═════ DATASET ROWS ═════

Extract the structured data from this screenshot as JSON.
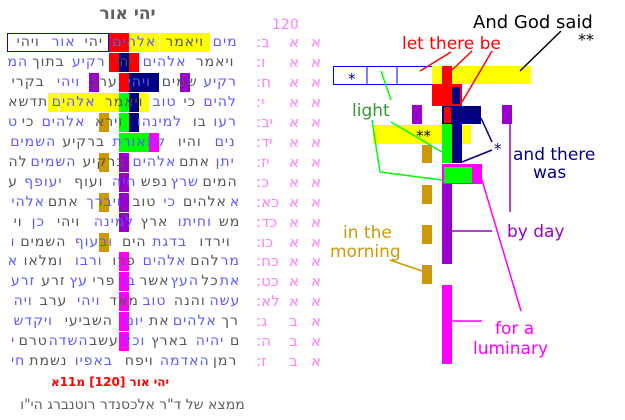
{
  "title": "יהי אור",
  "count": "120",
  "colors": {
    "blue": "#5a5aff",
    "gray": "#555555",
    "yellow": "#ffff00",
    "red": "#ff0000",
    "navy": "#000080",
    "green": "#00ff00",
    "purple": "#9900cc",
    "gold": "#cc9900",
    "magenta": "#ff00ff",
    "label": "#ff80ff"
  },
  "rows": [
    {
      "words": [
        "מים",
        "ויאמר",
        "אלהים",
        "יהי",
        "אור",
        "ויהי"
      ],
      "start": "blue",
      "label": {
        "book": "א",
        "chapter": "א",
        "verse": ":ב"
      }
    },
    {
      "words": [
        "ויאמר",
        "אלהים",
        "יהי",
        "רקיע",
        "בתוך",
        "המ"
      ],
      "start": "gray",
      "label": {
        "book": "א",
        "chapter": "א",
        "verse": ":ו"
      }
    },
    {
      "words": [
        "רקיע",
        "שמים",
        "ויהי",
        "ערב",
        "ויהי",
        "בקרי"
      ],
      "start": "blue",
      "label": {
        "book": "א",
        "chapter": "א",
        "verse": ":ח"
      }
    },
    {
      "words": [
        "להים",
        "כי",
        "טוב",
        "ויאמר",
        "אלהים",
        "תדשא"
      ],
      "start": "blue",
      "label": {
        "book": "א",
        "chapter": "א",
        "verse": ":י"
      }
    },
    {
      "words": [
        "רעו",
        "בו",
        "למינהו",
        "וירא",
        "אלהים",
        "כי",
        "ט"
      ],
      "start": "blue",
      "label": {
        "book": "א",
        "chapter": "א",
        "verse": ":יב"
      }
    },
    {
      "words": [
        "נים",
        "והיו",
        "למאורת",
        "ברקיע",
        "השמים"
      ],
      "start": "blue",
      "label": {
        "book": "א",
        "chapter": "א",
        "verse": ":יד"
      }
    },
    {
      "words": [
        "יתן",
        "אתם",
        "אלהים",
        "ברקיע",
        "השמים",
        "לה"
      ],
      "start": "blue",
      "label": {
        "book": "א",
        "chapter": "א",
        "verse": ":יז"
      }
    },
    {
      "words": [
        "המים",
        "שרץ",
        "נפש",
        "חיה",
        "ועוף",
        "יעופף",
        "ע"
      ],
      "start": "gray",
      "label": {
        "book": "א",
        "chapter": "א",
        "verse": ":כ"
      }
    },
    {
      "words": [
        "א",
        "אלהים",
        "כי",
        "טוב",
        "ויברך",
        "אתם",
        "אלהי"
      ],
      "start": "blue",
      "label": {
        "book": "א",
        "chapter": "א",
        "verse": ":כא"
      }
    },
    {
      "words": [
        "מש",
        "וחיתו",
        "ארץ",
        "למינה",
        "ויהי",
        "כן",
        "וי"
      ],
      "start": "gray",
      "label": {
        "book": "א",
        "chapter": "א",
        "verse": ":כד"
      }
    },
    {
      "words": [
        "וירדו",
        "בדגת",
        "הים",
        "ובעוף",
        "השמים",
        "ו"
      ],
      "start": "gray",
      "label": {
        "book": "א",
        "chapter": "א",
        "verse": ":כו"
      }
    },
    {
      "words": [
        "מר",
        "להם",
        "אלהים",
        "פרו",
        "ורבו",
        "ומלאו",
        "א"
      ],
      "start": "blue",
      "label": {
        "book": "א",
        "chapter": "א",
        "verse": ":כח"
      }
    },
    {
      "words": [
        "את",
        "כל",
        "העץ",
        "אשר",
        "בו",
        "פרי",
        "עץ",
        "זרע",
        "זרע"
      ],
      "start": "blue",
      "label": {
        "book": "א",
        "chapter": "א",
        "verse": ":כט"
      }
    },
    {
      "words": [
        "עשה",
        "והנה",
        "טוב",
        "מאד",
        "ויהי",
        "ערב",
        "ויה"
      ],
      "start": "blue",
      "label": {
        "book": "א",
        "chapter": "א",
        "verse": ":לא"
      }
    },
    {
      "words": [
        "רך",
        "אלהים",
        "את",
        "יום",
        "השביעי",
        "ויקדש"
      ],
      "start": "gray",
      "label": {
        "book": "א",
        "chapter": "ב",
        "verse": ":ג"
      }
    },
    {
      "words": [
        "ם",
        "יהיה",
        "בארץ",
        "וכל",
        "עשב",
        "השדה",
        "טרם",
        "י"
      ],
      "start": "gray",
      "label": {
        "book": "א",
        "chapter": "ב",
        "verse": ":ה"
      }
    },
    {
      "words": [
        "רמן",
        "האדמה",
        "ויפח",
        "באפיו",
        "נשמת",
        "חי"
      ],
      "start": "gray",
      "label": {
        "book": "א",
        "chapter": "ב",
        "verse": ":ז"
      }
    }
  ],
  "highlights": [
    {
      "row": 0,
      "cols": [
        10,
        11
      ],
      "color": "red"
    },
    {
      "row": 0,
      "cols": [
        12,
        13,
        14,
        15,
        16,
        17,
        18,
        19
      ],
      "color": "yellow"
    },
    {
      "row": 1,
      "cols": [
        10,
        12
      ],
      "color": "red"
    },
    {
      "row": 1,
      "cols": [
        11
      ],
      "color": "navy"
    },
    {
      "row": 2,
      "cols": [
        8,
        17
      ],
      "color": "purple"
    },
    {
      "row": 2,
      "cols": [
        11
      ],
      "color": "red"
    },
    {
      "row": 2,
      "cols": [
        12,
        13,
        14
      ],
      "color": "navy"
    },
    {
      "row": 3,
      "cols": [
        4,
        5,
        6,
        7,
        8,
        9,
        10,
        13
      ],
      "color": "yellow"
    },
    {
      "row": 3,
      "cols": [
        11
      ],
      "color": "green"
    },
    {
      "row": 3,
      "cols": [
        12
      ],
      "color": "navy"
    },
    {
      "row": 4,
      "cols": [
        9
      ],
      "color": "gold"
    },
    {
      "row": 4,
      "cols": [
        11
      ],
      "color": "green"
    },
    {
      "row": 4,
      "cols": [
        12
      ],
      "color": "navy"
    },
    {
      "row": 5,
      "cols": [
        11,
        12,
        13
      ],
      "color": "green"
    },
    {
      "row": 5,
      "cols": [
        14
      ],
      "color": "magenta"
    },
    {
      "row": 6,
      "cols": [
        9
      ],
      "color": "gold"
    },
    {
      "row": 6,
      "cols": [
        11
      ],
      "color": "purple"
    },
    {
      "row": 7,
      "cols": [
        11
      ],
      "color": "purple"
    },
    {
      "row": 8,
      "cols": [
        9
      ],
      "color": "gold"
    },
    {
      "row": 8,
      "cols": [
        11
      ],
      "color": "purple"
    },
    {
      "row": 9,
      "cols": [
        11
      ],
      "color": "purple"
    },
    {
      "row": 10,
      "cols": [
        9
      ],
      "color": "gold"
    },
    {
      "row": 11,
      "cols": [
        11
      ],
      "color": "magenta"
    },
    {
      "row": 12,
      "cols": [
        11
      ],
      "color": "magenta"
    },
    {
      "row": 13,
      "cols": [
        11
      ],
      "color": "magenta"
    },
    {
      "row": 14,
      "cols": [
        11
      ],
      "color": "magenta"
    },
    {
      "row": 15,
      "cols": [
        11
      ],
      "color": "magenta"
    }
  ],
  "footer": {
    "code": "יהי אור [120] מ11א",
    "credit": "ממצא של ד\"ר אלכסנדר רוטנברג הי\"ו"
  },
  "diagram": {
    "and_god_said": "And God said",
    "double_star_top": "**",
    "let_there_be": "let there be",
    "star_box": "*",
    "light": "light",
    "double_star_mid": "**",
    "star_navy": "*",
    "and_there": "and there",
    "was": "was",
    "by_day": "by day",
    "in_the": "in the",
    "morning": "morning",
    "for_a": "for a",
    "luminary": "luminary"
  }
}
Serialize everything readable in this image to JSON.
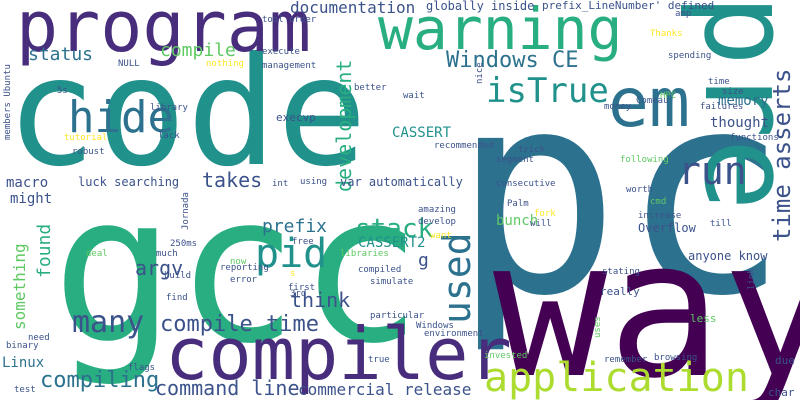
{
  "words": {
    "pc": "pc",
    "code": "code",
    "gcc": "gcc",
    "way": "way",
    "compiler": "compiler",
    "program": "program",
    "warning": "warning",
    "pre": "pre",
    "em": "em",
    "application": "application",
    "hide": "hide",
    "pid": "pid",
    "isTrue": "isTrue",
    "run": "run",
    "used": "used",
    "many": "many",
    "compile_time": "compile time",
    "compiling": "compiling",
    "command_line": "command line",
    "commercial_release": "commercial release",
    "time_asserts": "time asserts",
    "windows_ce": "Windows CE",
    "documentation": "documentation",
    "development": "development",
    "stack": "stack",
    "takes": "takes",
    "compile": "compile",
    "status": "status",
    "argv": "argv",
    "found": "found",
    "something": "something",
    "think": "think",
    "prefix": "prefix",
    "cassert": "CASSERT",
    "cassert2": "CASSERT2",
    "memory": "memory",
    "thought": "thought",
    "bunch": "bunch",
    "macro": "macro",
    "might": "might",
    "linux": "Linux",
    "globally_inside": "globally inside",
    "prefix_linenumber": "prefix_LineNumber' defined",
    "luck_searching": "luck searching",
    "var_automatically": "var automatically",
    "execvp": "execvp",
    "g": "g",
    "anyone_know": "anyone know",
    "overflow": "Overflow",
    "really": "really",
    "less": "less",
    "due": "due",
    "char": "char",
    "nice": "nice",
    "amp": "amp",
    "tool_order": "tool order",
    "thanks": "Thanks",
    "spending": "spending",
    "time": "time",
    "size": "size",
    "hpc": "HPC",
    "comeau": "Comeau",
    "money": "money",
    "failures": "failures",
    "functions": "functions",
    "following": "following",
    "worth": "worth",
    "cmd": "cmd",
    "increase": "increase",
    "till": "till",
    "link": "link",
    "will": "will",
    "fork": "fork",
    "palm": "Palm",
    "consecutive": "consecutive",
    "trick": "trick",
    "segment": "segment",
    "recommended": "recommended",
    "wait": "wait",
    "better": "better",
    "management": "management",
    "execute": "execute",
    "nothing": "nothing",
    "null": "NULL",
    "members_ubuntu": "members Ubuntu",
    "fives": "5s",
    "tutorial": "tutorial",
    "lack": "lack",
    "library": "library",
    "robust": "robust",
    "int": "int",
    "using": "using",
    "jornada": "Jornada",
    "amazing": "amazing",
    "develop": "develop",
    "want": "want",
    "free": "free",
    "ms250": "250ms",
    "much": "much",
    "build": "build",
    "deal": "deal",
    "reporting": "reporting",
    "now": "now",
    "libraries": "libraries",
    "simulate": "simulate",
    "compiled": "compiled",
    "first": "first",
    "find": "find",
    "error": "error",
    "particular": "particular",
    "windows": "Windows",
    "environment": "environment",
    "third": "3rd",
    "flags": "flags",
    "binary": "binary",
    "need": "need",
    "test": "test",
    "true": "true",
    "invested": "invested",
    "remember": "remember",
    "browsing": "browsing",
    "stating": "stating",
    "uses": "uses",
    "s": "s"
  },
  "colors": {
    "dark_purple": "#440154",
    "purple": "#472d7b",
    "indigo": "#3b528b",
    "blue": "#2c728e",
    "teal": "#21918c",
    "green_teal": "#28ae80",
    "green": "#5ec962",
    "yellow_green": "#addc30",
    "yellow": "#fde725"
  }
}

═════

→ STATED PROBLEM:
Pull out all lines of the data with the string "there".

→ COMPLETE OUTPUT:
    "let_there_be": "let there be",
    "and_there": "and there",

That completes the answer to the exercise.